Exercise aim:
Locate the lines of the listing below that hold "flask", then copy each of them.

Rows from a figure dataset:
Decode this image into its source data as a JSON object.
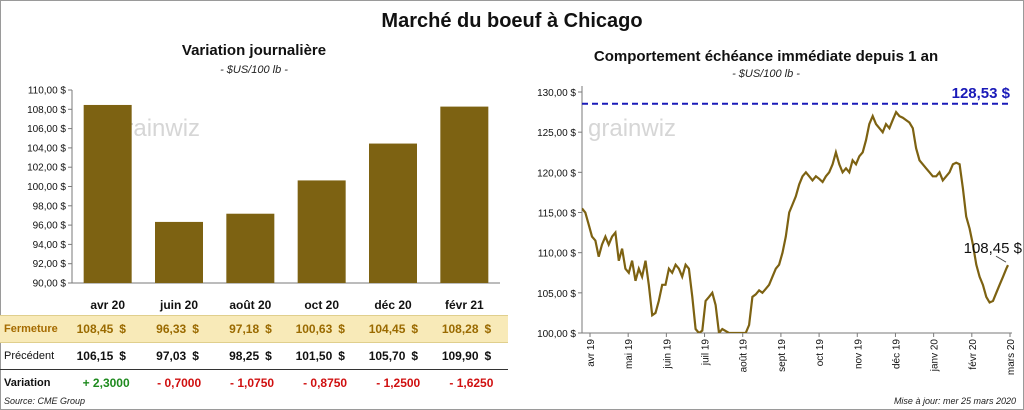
{
  "title": "Marché du boeuf à Chicago",
  "source": "Source: CME Group",
  "updated": "Mise à jour: mer 25 mars 2020",
  "watermark": "grainwiz",
  "colors": {
    "bar": "#7d6212",
    "line": "#7d6212",
    "max_line": "#1a1ab8",
    "fermeture_bg": "#f8eab8",
    "positive": "#1e8a1e",
    "negative": "#d01010"
  },
  "chart_data": [
    {
      "type": "bar",
      "title": "Variation journalière",
      "unit": "- $US/100 lb -",
      "categories": [
        "avr 20",
        "juin 20",
        "août 20",
        "oct 20",
        "déc 20",
        "févr 21"
      ],
      "values": [
        108.45,
        96.33,
        97.18,
        100.63,
        104.45,
        108.28
      ],
      "ylim": [
        90,
        110
      ],
      "yticks": [
        "90,00 $",
        "92,00 $",
        "94,00 $",
        "96,00 $",
        "98,00 $",
        "100,00 $",
        "102,00 $",
        "104,00 $",
        "106,00 $",
        "108,00 $",
        "110,00 $"
      ],
      "grid": false,
      "table": {
        "fermeture": {
          "label": "Fermeture",
          "values": [
            "108,45",
            "96,33",
            "97,18",
            "100,63",
            "104,45",
            "108,28"
          ],
          "currency": "$"
        },
        "precedent": {
          "label": "Précédent",
          "values": [
            "106,15",
            "97,03",
            "98,25",
            "101,50",
            "105,70",
            "109,90"
          ],
          "currency": "$"
        },
        "variation": {
          "label": "Variation",
          "values": [
            "+ 2,3000",
            "- 0,7000",
            "- 1,0750",
            "- 0,8750",
            "- 1,2500",
            "- 1,6250"
          ]
        }
      }
    },
    {
      "type": "line",
      "title": "Comportement échéance immédiate depuis 1 an",
      "unit": "- $US/100 lb -",
      "ylim": [
        100,
        130
      ],
      "yticks": [
        "100,00 $",
        "105,00 $",
        "110,00 $",
        "115,00 $",
        "120,00 $",
        "125,00 $",
        "130,00 $"
      ],
      "xticks": [
        "avr 19",
        "mai 19",
        "juin 19",
        "juil 19",
        "août 19",
        "sept 19",
        "oct 19",
        "nov 19",
        "déc 19",
        "janv 20",
        "févr 20",
        "mars 20"
      ],
      "max_value": 128.53,
      "max_label": "128,53 $",
      "last_value": 108.45,
      "last_label": "108,45 $",
      "series": [
        {
          "values": [
            [
              0,
              115.5
            ],
            [
              2,
              115
            ],
            [
              4,
              113.5
            ],
            [
              6,
              112
            ],
            [
              8,
              111.5
            ],
            [
              10,
              109.5
            ],
            [
              12,
              111
            ],
            [
              14,
              112
            ],
            [
              16,
              111
            ],
            [
              18,
              112
            ],
            [
              20,
              112.5
            ],
            [
              22,
              109
            ],
            [
              24,
              110.5
            ],
            [
              26,
              108
            ],
            [
              28,
              107.5
            ],
            [
              30,
              109
            ],
            [
              32,
              106.5
            ],
            [
              34,
              108
            ],
            [
              36,
              107
            ],
            [
              38,
              109
            ],
            [
              40,
              106
            ],
            [
              42,
              102.2
            ],
            [
              44,
              102.5
            ],
            [
              46,
              104
            ],
            [
              48,
              106
            ],
            [
              50,
              106
            ],
            [
              52,
              108
            ],
            [
              54,
              107.5
            ],
            [
              56,
              108.5
            ],
            [
              58,
              108
            ],
            [
              60,
              107
            ],
            [
              62,
              108.5
            ],
            [
              64,
              108
            ],
            [
              66,
              104.5
            ],
            [
              68,
              100.5
            ],
            [
              70,
              100
            ],
            [
              72,
              100.3
            ],
            [
              74,
              104
            ],
            [
              76,
              104.5
            ],
            [
              78,
              105
            ],
            [
              80,
              103.5
            ],
            [
              82,
              100
            ],
            [
              84,
              100.5
            ],
            [
              88,
              100
            ],
            [
              92,
              100
            ],
            [
              96,
              100
            ],
            [
              98,
              100
            ],
            [
              100,
              101
            ],
            [
              102,
              104.5
            ],
            [
              104,
              104.8
            ],
            [
              106,
              105.3
            ],
            [
              108,
              105
            ],
            [
              110,
              105.5
            ],
            [
              112,
              106
            ],
            [
              114,
              107
            ],
            [
              116,
              108
            ],
            [
              118,
              108.5
            ],
            [
              120,
              110
            ],
            [
              122,
              112
            ],
            [
              124,
              115
            ],
            [
              126,
              116
            ],
            [
              128,
              117
            ],
            [
              130,
              118.5
            ],
            [
              132,
              119.5
            ],
            [
              134,
              120
            ],
            [
              136,
              119.5
            ],
            [
              138,
              119
            ],
            [
              140,
              119.5
            ],
            [
              142,
              119.2
            ],
            [
              144,
              118.8
            ],
            [
              146,
              119.5
            ],
            [
              148,
              120
            ],
            [
              150,
              121
            ],
            [
              152,
              122.5
            ],
            [
              154,
              121
            ],
            [
              156,
              120
            ],
            [
              158,
              120.5
            ],
            [
              160,
              120
            ],
            [
              162,
              121.5
            ],
            [
              164,
              121
            ],
            [
              166,
              122
            ],
            [
              168,
              122.5
            ],
            [
              170,
              124
            ],
            [
              172,
              126
            ],
            [
              174,
              127
            ],
            [
              176,
              126
            ],
            [
              178,
              125.5
            ],
            [
              180,
              125
            ],
            [
              182,
              126
            ],
            [
              184,
              125.5
            ],
            [
              186,
              126.5
            ],
            [
              188,
              127.5
            ],
            [
              190,
              127
            ],
            [
              192,
              126.8
            ],
            [
              194,
              126.5
            ],
            [
              196,
              126.2
            ],
            [
              198,
              125.5
            ],
            [
              200,
              123
            ],
            [
              202,
              121.5
            ],
            [
              204,
              121
            ],
            [
              206,
              120.5
            ],
            [
              208,
              120
            ],
            [
              210,
              119.5
            ],
            [
              212,
              119.5
            ],
            [
              214,
              120
            ],
            [
              216,
              119
            ],
            [
              218,
              119.5
            ],
            [
              220,
              120
            ],
            [
              222,
              121
            ],
            [
              224,
              121.2
            ],
            [
              226,
              121
            ],
            [
              228,
              118
            ],
            [
              230,
              114.5
            ],
            [
              232,
              113
            ],
            [
              234,
              111
            ],
            [
              236,
              108.5
            ],
            [
              238,
              107
            ],
            [
              240,
              106
            ],
            [
              242,
              104.5
            ],
            [
              244,
              103.8
            ],
            [
              246,
              104
            ],
            [
              248,
              105
            ],
            [
              250,
              106
            ],
            [
              252,
              107
            ],
            [
              254,
              108
            ],
            [
              255,
              108.45
            ]
          ]
        }
      ]
    }
  ]
}
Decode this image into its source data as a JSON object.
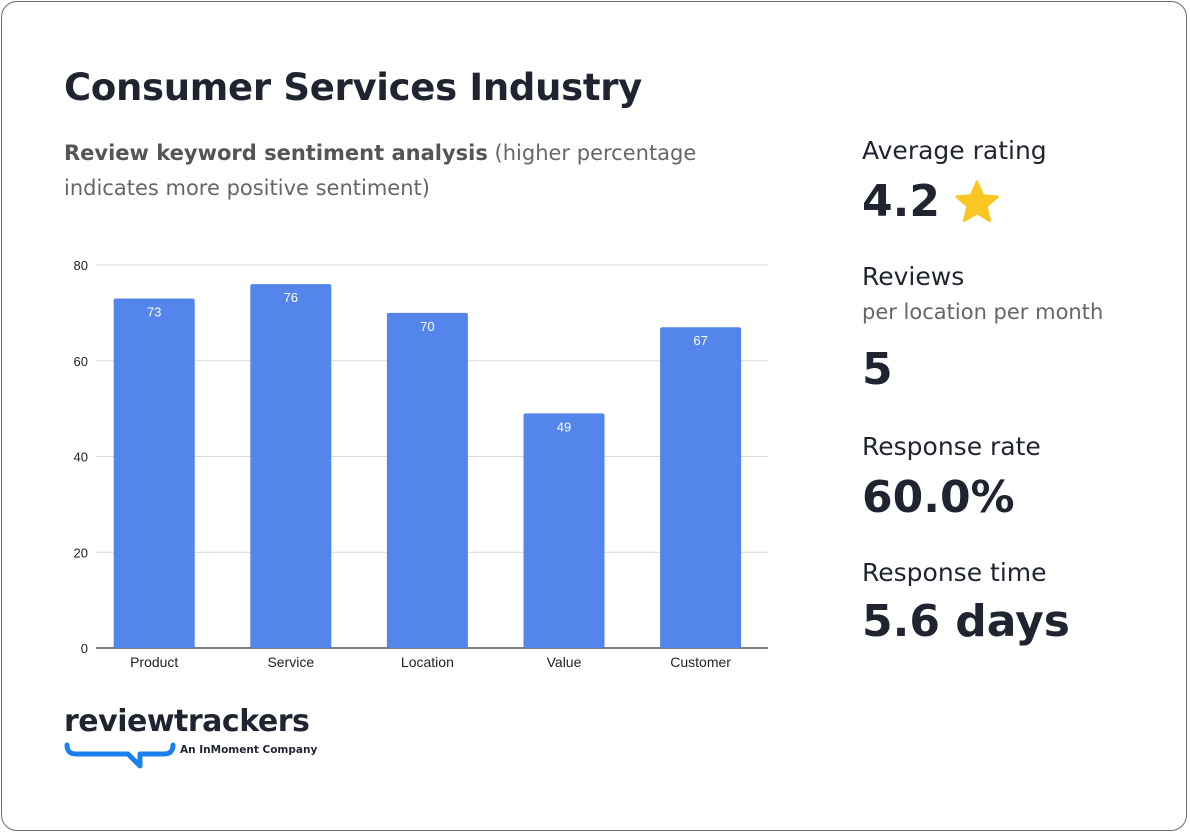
{
  "title": "Consumer Services Industry",
  "subtitle_bold": "Review keyword sentiment analysis",
  "subtitle_rest": " (higher percentage indicates more positive sentiment)",
  "stats": {
    "avg_label": "Average rating",
    "avg_value": "4.2",
    "reviews_label": "Reviews",
    "reviews_sub": "per location per month",
    "reviews_value": "5",
    "response_rate_label": "Response rate",
    "response_rate_value": "60.0%",
    "response_time_label": "Response time",
    "response_time_value": "5.6 days"
  },
  "logo": {
    "name": "reviewtrackers",
    "tagline": "An InMoment Company"
  },
  "colors": {
    "bar": "#5485eb",
    "star": "#f9c623",
    "logo_accent": "#1b7ff0"
  },
  "chart_data": {
    "type": "bar",
    "categories": [
      "Product",
      "Service",
      "Location",
      "Value",
      "Customer"
    ],
    "values": [
      73,
      76,
      70,
      49,
      67
    ],
    "ylim": [
      0,
      80
    ],
    "yticks": [
      0,
      20,
      40,
      60,
      80
    ],
    "grid": true,
    "data_labels": true
  }
}
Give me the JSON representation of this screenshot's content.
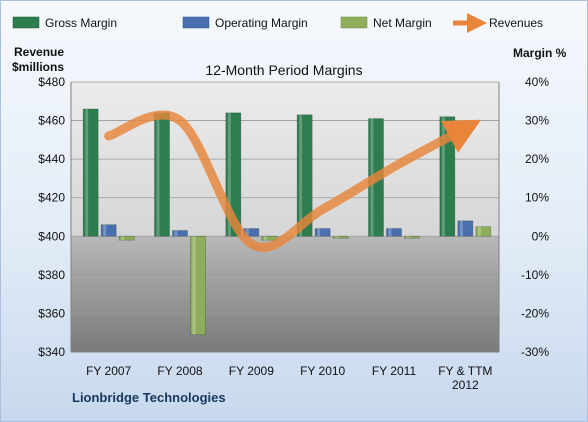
{
  "chart_data": {
    "type": "bar",
    "title": "12-Month Period Margins",
    "company": "Lionbridge Technologies",
    "y_left_label_line1": "Revenue",
    "y_left_label_line2": "$millions",
    "y_right_label": "Margin %",
    "categories": [
      "FY 2007",
      "FY 2008",
      "FY 2009",
      "FY 2010",
      "FY 2011",
      "FY & TTM 2012"
    ],
    "y_left_ticks": [
      "$340",
      "$360",
      "$380",
      "$400",
      "$420",
      "$440",
      "$460",
      "$480"
    ],
    "y_left_range": [
      340,
      480
    ],
    "y_right_ticks": [
      "-30%",
      "-20%",
      "-10%",
      "0%",
      "10%",
      "20%",
      "30%",
      "40%"
    ],
    "y_right_range": [
      -30,
      40
    ],
    "grid": true,
    "legend_position": "top",
    "series": [
      {
        "name": "Gross Margin",
        "axis": "right",
        "kind": "bar",
        "color": "#2e7d4f",
        "values": [
          33.0,
          32.0,
          32.0,
          31.5,
          30.5,
          31.0
        ]
      },
      {
        "name": "Operating Margin",
        "axis": "right",
        "kind": "bar",
        "color": "#4a6fb0",
        "values": [
          3.0,
          1.5,
          2.0,
          2.0,
          2.0,
          4.0
        ]
      },
      {
        "name": "Net Margin",
        "axis": "right",
        "kind": "bar",
        "color": "#8fae5b",
        "values": [
          -1.0,
          -25.5,
          -1.0,
          -0.5,
          -0.5,
          2.5
        ]
      },
      {
        "name": "Revenues",
        "axis": "left",
        "kind": "line",
        "color": "#e8853a",
        "values": [
          452,
          460,
          396,
          414,
          436,
          456
        ]
      }
    ]
  }
}
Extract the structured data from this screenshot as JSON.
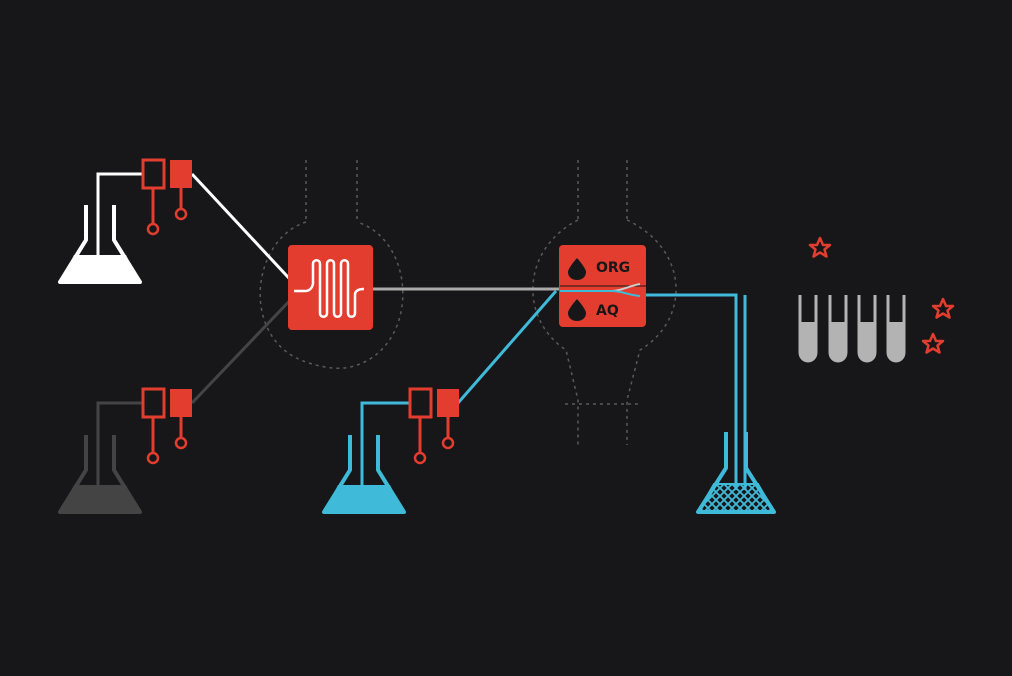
{
  "diagram": {
    "separator_labels": {
      "organic": "ORG",
      "aqueous": "AQ"
    },
    "icons": {
      "reagent_flask_white": "erlenmeyer-flask-icon",
      "reagent_flask_gray": "erlenmeyer-flask-icon",
      "reagent_flask_blue": "erlenmeyer-flask-icon",
      "waste_flask": "erlenmeyer-flask-hatched-icon",
      "pump": "syringe-pump-icon",
      "coil_reactor": "coil-reactor-icon",
      "separator": "liquid-liquid-separator-icon",
      "droplet": "droplet-icon",
      "collection_tubes": "test-tube-rack-icon",
      "star": "star-icon"
    },
    "colors": {
      "background": "#17171a",
      "accent_red": "#e33d2f",
      "white_stream": "#ffffff",
      "gray_stream": "#444444",
      "aqueous_blue": "#3fbbd9",
      "product_line": "#aaaaaa",
      "tube": "#b3b3b3",
      "dashed_outline": "#5a5a5a"
    }
  }
}
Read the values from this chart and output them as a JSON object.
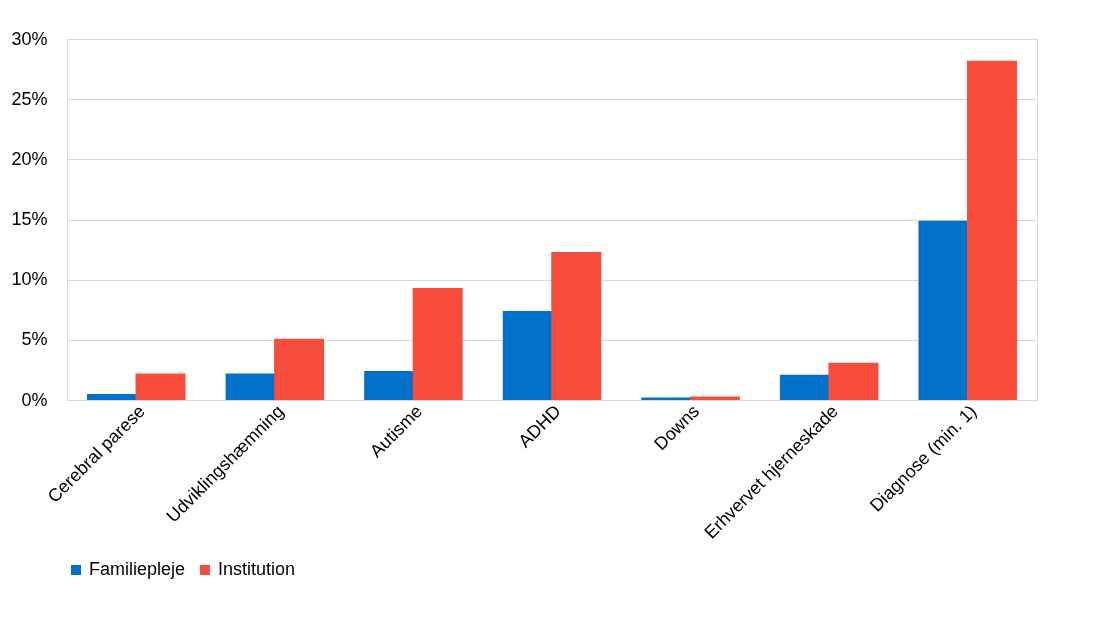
{
  "chart_data": {
    "type": "bar",
    "categories": [
      "Cerebral parese",
      "Udviklingshæmning",
      "Autisme",
      "ADHD",
      "Downs",
      "Erhvervet hjerneskade",
      "Diagnose (min. 1)"
    ],
    "series": [
      {
        "name": "Familiepleje",
        "color": "#0070c8",
        "values": [
          0.5,
          2.2,
          2.4,
          7.4,
          0.2,
          2.1,
          14.9
        ]
      },
      {
        "name": "Institution",
        "color": "#f84c3c",
        "values": [
          2.2,
          5.1,
          9.3,
          12.3,
          0.3,
          3.1,
          28.2
        ]
      }
    ],
    "ylim": [
      0,
      30
    ],
    "yticks": [
      {
        "value": 0,
        "label": "0%"
      },
      {
        "value": 5,
        "label": "5%"
      },
      {
        "value": 10,
        "label": "10%"
      },
      {
        "value": 15,
        "label": "15%"
      },
      {
        "value": 20,
        "label": "20%"
      },
      {
        "value": 25,
        "label": "25%"
      },
      {
        "value": 30,
        "label": "30%"
      }
    ],
    "grid": "y",
    "legend": "bottom"
  }
}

In response:
      "reagent_flask_white": "erlenmeyer-flask-icon",
      "reagent_flask_gray": "erlenmeyer-flask-icon",
      "reagent_flask_blue": "erlenmeyer-flask-icon",
      "waste_flask": "erlenmeyer-flask-hatched-icon",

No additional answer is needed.